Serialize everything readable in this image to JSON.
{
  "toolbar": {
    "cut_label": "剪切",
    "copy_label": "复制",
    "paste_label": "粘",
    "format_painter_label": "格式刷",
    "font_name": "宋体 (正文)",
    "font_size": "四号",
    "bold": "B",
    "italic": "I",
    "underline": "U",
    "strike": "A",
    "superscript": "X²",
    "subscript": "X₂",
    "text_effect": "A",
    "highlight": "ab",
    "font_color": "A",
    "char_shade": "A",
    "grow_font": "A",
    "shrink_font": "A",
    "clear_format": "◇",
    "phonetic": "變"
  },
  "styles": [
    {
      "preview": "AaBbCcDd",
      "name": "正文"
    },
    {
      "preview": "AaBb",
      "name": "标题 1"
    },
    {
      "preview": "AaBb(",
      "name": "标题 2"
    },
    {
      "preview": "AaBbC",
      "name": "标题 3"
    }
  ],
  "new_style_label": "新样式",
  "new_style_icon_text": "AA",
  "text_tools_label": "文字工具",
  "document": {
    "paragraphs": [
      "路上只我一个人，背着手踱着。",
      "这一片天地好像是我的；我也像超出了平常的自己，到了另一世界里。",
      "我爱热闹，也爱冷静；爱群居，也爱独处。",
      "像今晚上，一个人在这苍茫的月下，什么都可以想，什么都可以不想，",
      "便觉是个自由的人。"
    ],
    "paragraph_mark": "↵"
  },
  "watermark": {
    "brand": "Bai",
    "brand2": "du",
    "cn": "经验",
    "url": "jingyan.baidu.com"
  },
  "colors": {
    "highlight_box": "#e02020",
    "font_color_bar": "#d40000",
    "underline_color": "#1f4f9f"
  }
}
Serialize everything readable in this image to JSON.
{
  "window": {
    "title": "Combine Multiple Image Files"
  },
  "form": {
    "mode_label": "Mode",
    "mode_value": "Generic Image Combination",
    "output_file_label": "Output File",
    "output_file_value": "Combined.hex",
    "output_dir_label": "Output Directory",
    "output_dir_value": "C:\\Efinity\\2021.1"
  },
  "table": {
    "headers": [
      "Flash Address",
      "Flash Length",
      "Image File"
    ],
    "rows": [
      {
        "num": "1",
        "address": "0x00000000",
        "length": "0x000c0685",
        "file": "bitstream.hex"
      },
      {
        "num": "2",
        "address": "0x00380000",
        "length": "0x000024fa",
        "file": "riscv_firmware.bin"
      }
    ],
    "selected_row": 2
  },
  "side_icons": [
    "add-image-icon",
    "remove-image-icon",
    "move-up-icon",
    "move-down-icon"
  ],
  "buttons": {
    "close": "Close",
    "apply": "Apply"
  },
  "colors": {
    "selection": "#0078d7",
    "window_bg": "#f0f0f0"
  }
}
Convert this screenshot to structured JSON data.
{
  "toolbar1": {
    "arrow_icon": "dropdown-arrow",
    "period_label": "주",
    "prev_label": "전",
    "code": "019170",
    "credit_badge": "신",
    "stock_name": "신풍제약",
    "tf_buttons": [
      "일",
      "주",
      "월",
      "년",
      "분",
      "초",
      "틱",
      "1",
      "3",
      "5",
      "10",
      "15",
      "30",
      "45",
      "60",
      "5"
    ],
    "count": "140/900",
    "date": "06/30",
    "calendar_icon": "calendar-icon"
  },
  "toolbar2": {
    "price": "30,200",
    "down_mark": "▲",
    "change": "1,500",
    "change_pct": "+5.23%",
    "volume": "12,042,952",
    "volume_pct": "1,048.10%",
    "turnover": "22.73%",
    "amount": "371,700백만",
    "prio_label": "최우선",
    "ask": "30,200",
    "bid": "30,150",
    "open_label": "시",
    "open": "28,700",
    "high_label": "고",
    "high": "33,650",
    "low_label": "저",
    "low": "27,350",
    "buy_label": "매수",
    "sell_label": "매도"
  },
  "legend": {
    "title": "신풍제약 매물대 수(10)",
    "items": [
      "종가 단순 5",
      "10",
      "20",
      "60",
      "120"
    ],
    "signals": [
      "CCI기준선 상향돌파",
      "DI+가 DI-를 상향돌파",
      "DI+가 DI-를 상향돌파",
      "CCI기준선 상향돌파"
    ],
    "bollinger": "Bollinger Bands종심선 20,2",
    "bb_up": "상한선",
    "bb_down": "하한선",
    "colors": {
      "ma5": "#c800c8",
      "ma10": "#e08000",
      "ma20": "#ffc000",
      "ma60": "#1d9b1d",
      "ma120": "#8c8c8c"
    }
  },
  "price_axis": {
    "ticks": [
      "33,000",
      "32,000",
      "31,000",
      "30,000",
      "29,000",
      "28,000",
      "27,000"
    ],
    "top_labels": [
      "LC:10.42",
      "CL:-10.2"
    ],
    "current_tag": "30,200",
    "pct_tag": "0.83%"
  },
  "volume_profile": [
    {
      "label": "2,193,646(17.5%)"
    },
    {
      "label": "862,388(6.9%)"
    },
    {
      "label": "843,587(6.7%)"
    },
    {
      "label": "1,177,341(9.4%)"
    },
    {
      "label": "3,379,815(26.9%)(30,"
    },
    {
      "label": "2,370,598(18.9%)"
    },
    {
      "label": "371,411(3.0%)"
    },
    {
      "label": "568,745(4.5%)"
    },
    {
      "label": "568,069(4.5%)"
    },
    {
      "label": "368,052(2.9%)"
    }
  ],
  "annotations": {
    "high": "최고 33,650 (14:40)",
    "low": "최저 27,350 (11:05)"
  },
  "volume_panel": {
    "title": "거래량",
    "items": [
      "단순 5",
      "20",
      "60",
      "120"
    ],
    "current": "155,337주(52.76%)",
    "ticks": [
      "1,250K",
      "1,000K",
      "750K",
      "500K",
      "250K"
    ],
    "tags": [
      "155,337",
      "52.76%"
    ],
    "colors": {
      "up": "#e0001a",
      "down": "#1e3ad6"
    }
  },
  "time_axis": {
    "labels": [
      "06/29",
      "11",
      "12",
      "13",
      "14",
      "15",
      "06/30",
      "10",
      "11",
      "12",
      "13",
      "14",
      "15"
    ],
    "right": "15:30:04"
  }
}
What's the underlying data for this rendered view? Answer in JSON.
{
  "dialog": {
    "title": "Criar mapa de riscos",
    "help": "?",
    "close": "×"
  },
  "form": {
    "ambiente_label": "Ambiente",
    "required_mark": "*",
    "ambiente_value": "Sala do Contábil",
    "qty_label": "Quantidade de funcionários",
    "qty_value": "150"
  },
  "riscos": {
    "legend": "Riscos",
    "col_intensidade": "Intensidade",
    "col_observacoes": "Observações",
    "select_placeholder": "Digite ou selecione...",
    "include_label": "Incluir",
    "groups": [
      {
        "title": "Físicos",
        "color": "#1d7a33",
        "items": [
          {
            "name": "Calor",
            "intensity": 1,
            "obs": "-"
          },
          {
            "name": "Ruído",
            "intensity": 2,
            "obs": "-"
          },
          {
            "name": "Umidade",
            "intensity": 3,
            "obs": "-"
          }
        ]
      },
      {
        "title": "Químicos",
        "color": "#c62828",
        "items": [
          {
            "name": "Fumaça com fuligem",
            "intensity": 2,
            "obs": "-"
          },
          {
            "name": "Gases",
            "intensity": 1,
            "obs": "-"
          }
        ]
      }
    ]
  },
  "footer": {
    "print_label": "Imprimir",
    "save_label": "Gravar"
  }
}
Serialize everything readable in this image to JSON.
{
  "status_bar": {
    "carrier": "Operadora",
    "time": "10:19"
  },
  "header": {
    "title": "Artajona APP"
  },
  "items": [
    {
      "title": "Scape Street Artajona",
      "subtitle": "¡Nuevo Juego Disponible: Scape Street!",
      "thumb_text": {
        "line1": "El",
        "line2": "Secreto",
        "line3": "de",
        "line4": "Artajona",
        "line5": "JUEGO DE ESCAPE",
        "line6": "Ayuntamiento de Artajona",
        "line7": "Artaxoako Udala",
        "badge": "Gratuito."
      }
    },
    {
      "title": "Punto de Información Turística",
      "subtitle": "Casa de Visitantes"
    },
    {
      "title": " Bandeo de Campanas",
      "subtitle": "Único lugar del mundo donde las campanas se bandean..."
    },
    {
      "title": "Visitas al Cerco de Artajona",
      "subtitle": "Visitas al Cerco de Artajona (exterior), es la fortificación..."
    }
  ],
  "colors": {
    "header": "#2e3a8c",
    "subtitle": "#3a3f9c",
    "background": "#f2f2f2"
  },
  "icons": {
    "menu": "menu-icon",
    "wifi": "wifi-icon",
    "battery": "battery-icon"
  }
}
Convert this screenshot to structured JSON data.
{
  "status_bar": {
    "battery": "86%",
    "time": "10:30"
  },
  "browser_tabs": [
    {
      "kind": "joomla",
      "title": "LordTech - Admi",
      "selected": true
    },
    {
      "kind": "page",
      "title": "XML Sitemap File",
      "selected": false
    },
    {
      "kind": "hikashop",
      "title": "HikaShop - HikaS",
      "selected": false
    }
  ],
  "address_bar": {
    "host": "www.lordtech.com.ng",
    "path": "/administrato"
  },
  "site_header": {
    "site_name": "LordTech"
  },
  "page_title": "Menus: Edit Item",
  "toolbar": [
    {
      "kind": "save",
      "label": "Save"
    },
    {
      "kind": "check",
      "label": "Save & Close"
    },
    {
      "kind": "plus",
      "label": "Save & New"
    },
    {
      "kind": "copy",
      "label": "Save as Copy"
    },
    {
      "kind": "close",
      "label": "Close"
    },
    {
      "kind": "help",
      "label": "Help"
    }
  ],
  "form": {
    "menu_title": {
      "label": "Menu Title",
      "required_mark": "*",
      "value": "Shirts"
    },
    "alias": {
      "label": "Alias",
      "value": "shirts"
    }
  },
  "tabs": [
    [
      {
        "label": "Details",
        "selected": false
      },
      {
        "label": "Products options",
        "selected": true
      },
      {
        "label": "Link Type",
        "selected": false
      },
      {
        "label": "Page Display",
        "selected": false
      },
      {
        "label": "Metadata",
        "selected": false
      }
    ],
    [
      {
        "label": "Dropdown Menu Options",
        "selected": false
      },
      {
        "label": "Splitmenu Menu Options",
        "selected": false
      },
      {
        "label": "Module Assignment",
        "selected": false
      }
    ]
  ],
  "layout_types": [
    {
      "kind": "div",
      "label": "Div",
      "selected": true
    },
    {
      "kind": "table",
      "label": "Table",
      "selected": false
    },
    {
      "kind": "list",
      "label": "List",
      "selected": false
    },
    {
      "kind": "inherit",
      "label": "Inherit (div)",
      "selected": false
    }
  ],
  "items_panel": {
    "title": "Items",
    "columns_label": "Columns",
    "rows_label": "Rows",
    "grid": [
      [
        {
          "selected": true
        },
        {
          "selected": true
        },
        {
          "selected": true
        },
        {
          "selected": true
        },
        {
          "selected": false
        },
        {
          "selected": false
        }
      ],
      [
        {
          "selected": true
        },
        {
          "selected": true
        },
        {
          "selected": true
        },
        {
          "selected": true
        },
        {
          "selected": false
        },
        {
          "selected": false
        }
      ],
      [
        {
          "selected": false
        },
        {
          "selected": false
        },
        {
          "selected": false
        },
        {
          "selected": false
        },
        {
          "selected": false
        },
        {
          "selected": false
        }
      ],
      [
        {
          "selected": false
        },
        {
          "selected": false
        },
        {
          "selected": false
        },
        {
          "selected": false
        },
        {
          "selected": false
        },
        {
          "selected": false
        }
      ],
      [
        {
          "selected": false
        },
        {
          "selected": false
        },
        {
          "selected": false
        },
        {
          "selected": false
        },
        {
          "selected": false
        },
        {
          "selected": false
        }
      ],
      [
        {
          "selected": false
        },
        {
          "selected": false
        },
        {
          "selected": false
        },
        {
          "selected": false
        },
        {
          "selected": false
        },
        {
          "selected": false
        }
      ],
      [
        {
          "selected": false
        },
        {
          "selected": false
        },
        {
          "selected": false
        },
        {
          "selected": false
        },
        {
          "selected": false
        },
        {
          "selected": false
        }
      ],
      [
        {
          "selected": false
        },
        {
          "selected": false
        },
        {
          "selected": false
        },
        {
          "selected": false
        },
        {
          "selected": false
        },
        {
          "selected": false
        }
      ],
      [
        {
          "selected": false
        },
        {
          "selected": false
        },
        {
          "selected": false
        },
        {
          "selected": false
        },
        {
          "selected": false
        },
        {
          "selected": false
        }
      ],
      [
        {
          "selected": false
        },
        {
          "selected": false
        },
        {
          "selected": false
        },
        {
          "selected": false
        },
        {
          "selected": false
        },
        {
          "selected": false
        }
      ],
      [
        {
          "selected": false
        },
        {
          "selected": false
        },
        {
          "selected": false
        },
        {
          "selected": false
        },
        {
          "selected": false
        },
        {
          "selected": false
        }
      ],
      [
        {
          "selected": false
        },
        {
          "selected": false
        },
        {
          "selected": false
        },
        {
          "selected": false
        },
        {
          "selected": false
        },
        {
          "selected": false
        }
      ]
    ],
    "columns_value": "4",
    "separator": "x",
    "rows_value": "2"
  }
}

- **PROBLEM REQUIREMENTS**
Search the records for the word "Cerco" and copy every line where it occurs.

- **COMPLETED TASK**
      "title": "Visitas al Cerco de Artajona",
      "subtitle": "Visitas al Cerco de Artajona (exterior), es la fortificación..."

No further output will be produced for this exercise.